**WHAT NEEDS TO BE DONE:**
Quote every line of the material beneath this one.

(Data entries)
____
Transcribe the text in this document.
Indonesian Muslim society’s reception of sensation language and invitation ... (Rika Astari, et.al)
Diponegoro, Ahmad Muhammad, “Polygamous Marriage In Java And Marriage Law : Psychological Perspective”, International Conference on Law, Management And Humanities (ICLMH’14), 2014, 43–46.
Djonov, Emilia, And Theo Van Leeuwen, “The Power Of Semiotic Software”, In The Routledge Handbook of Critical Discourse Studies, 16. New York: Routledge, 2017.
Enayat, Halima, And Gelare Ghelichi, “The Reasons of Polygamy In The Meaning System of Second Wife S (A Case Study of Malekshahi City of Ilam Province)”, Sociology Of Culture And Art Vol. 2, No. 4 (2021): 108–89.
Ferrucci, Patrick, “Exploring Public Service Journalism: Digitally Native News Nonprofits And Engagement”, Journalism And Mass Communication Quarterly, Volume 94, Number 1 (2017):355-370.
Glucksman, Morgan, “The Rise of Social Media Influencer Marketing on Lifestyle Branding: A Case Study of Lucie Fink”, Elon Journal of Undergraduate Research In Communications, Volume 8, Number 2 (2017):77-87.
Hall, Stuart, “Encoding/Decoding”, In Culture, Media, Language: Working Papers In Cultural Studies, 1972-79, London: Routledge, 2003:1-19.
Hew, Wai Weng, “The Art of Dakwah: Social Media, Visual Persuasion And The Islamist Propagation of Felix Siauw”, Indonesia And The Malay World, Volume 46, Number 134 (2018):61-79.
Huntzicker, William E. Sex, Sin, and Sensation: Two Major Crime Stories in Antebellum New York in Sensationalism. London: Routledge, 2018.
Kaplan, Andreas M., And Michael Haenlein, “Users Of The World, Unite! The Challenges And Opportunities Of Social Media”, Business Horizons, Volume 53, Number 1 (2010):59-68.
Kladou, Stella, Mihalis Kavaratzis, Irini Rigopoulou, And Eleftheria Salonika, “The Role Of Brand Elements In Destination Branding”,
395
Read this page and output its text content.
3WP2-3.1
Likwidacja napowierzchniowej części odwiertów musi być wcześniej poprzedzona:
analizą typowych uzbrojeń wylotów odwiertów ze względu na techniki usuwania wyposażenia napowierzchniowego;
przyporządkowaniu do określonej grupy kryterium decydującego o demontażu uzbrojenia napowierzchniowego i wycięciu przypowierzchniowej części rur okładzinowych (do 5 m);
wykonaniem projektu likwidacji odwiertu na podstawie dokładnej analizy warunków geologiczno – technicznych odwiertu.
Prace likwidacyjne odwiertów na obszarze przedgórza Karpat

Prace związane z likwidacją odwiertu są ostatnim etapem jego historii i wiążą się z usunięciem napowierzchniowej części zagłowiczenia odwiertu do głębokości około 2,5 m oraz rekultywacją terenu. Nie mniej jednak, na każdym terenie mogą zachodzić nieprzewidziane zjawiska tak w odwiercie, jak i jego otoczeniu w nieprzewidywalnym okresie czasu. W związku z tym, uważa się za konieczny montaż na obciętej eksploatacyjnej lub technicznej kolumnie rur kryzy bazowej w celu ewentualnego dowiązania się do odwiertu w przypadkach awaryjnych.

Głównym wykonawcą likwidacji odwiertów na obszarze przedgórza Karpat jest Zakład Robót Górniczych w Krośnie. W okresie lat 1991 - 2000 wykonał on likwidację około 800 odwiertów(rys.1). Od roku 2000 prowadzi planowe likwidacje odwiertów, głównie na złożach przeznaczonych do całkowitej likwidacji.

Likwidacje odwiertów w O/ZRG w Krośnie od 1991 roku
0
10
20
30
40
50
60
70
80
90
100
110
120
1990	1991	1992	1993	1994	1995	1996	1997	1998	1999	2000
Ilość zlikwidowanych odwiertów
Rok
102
____
**OUTPUT OF THE EXERCISE:**
Transcribe the text in this document.
Indonesian Muslim society’s reception of sensation language and invitation ... (Rika Astari, et.al)
Diponegoro, Ahmad Muhammad, “Polygamous Marriage In Java And Marriage Law : Psychological Perspective”, International Conference on Law, Management And Humanities (ICLMH’14), 2014, 43–46.
Djonov, Emilia, And Theo Van Leeuwen, “The Power Of Semiotic Software”, In The Routledge Handbook of Critical Discourse Studies, 16. New York: Routledge, 2017.
Enayat, Halima, And Gelare Ghelichi, “The Reasons of Polygamy In The Meaning System of Second Wife S (A Case Study of Malekshahi City of Ilam Province)”, Sociology Of Culture And Art Vol. 2, No. 4 (2021): 108–89.
Ferrucci, Patrick, “Exploring Public Service Journalism: Digitally Native News Nonprofits And Engagement”, Journalism And Mass Communication Quarterly, Volume 94, Number 1 (2017):355-370.
Glucksman, Morgan, “The Rise of Social Media Influencer Marketing on Lifestyle Branding: A Case Study of Lucie Fink”, Elon Journal of Undergraduate Research In Communications, Volume 8, Number 2 (2017):77-87.
Hall, Stuart, “Encoding/Decoding”, In Culture, Media, Language: Working Papers In Cultural Studies, 1972-79, London: Routledge, 2003:1-19.
Hew, Wai Weng, “The Art of Dakwah: Social Media, Visual Persuasion And The Islamist Propagation of Felix Siauw”, Indonesia And The Malay World, Volume 46, Number 134 (2018):61-79.
Huntzicker, William E. Sex, Sin, and Sensation: Two Major Crime Stories in Antebellum New York in Sensationalism. London: Routledge, 2018.
Kaplan, Andreas M., And Michael Haenlein, “Users Of The World, Unite! The Challenges And Opportunities Of Social Media”, Business Horizons, Volume 53, Number 1 (2010):59-68.
Kladou, Stella, Mihalis Kavaratzis, Irini Rigopoulou, And Eleftheria Salonika, “The Role Of Brand Elements In Destination Branding”,
395
Read this page and output its text content.
3WP2-3.1
Likwidacja napowierzchniowej części odwiertów musi być wcześniej poprzedzona:
analizą typowych uzbrojeń wylotów odwiertów ze względu na techniki usuwania wyposażenia napowierzchniowego;
przyporządkowaniu do określonej grupy kryterium decydującego o demontażu uzbrojenia napowierzchniowego i wycięciu przypowierzchniowej części rur okładzinowych (do 5 m);
wykonaniem projektu likwidacji odwiertu na podstawie dokładnej analizy warunków geologiczno – technicznych odwiertu.
Prace likwidacyjne odwiertów na obszarze przedgórza Karpat

Prace związane z likwidacją odwiertu są ostatnim etapem jego historii i wiążą się z usunięciem napowierzchniowej części zagłowiczenia odwiertu do głębokości około 2,5 m oraz rekultywacją terenu. Nie mniej jednak, na każdym terenie mogą zachodzić nieprzewidziane zjawiska tak w odwiercie, jak i jego otoczeniu w nieprzewidywalnym okresie czasu. W związku z tym, uważa się za konieczny montaż na obciętej eksploatacyjnej lub technicznej kolumnie rur kryzy bazowej w celu ewentualnego dowiązania się do odwiertu w przypadkach awaryjnych.

Głównym wykonawcą likwidacji odwiertów na obszarze przedgórza Karpat jest Zakład Robót Górniczych w Krośnie. W okresie lat 1991 - 2000 wykonał on likwidację około 800 odwiertów(rys.1). Od roku 2000 prowadzi planowe likwidacje odwiertów, głównie na złożach przeznaczonych do całkowitej likwidacji.

Likwidacje odwiertów w O/ZRG w Krośnie od 1991 roku
0
10
20
30
40
50
60
70
80
90
100
110
120
1990	1991	1992	1993	1994	1995	1996	1997	1998	1999	2000
Ilość zlikwidowanych odwiertów
Rok
102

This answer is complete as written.